» **DATA SHOWN**:
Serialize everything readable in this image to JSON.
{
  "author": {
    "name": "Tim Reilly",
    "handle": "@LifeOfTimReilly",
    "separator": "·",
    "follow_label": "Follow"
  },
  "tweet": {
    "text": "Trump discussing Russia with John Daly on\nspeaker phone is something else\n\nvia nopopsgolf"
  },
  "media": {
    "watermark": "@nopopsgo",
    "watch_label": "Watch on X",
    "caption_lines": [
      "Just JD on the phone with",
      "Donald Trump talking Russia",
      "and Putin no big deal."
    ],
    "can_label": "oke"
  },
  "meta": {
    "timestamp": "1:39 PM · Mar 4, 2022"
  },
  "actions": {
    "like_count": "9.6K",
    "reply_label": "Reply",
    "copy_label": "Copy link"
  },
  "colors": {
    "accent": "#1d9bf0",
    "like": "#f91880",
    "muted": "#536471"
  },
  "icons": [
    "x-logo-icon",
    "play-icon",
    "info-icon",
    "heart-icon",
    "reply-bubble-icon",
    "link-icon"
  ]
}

» **WHAT YOU NEED TO DO**: Give only the number of lines in the records that include the word "phone".

» **TASK OUTPUT**: 2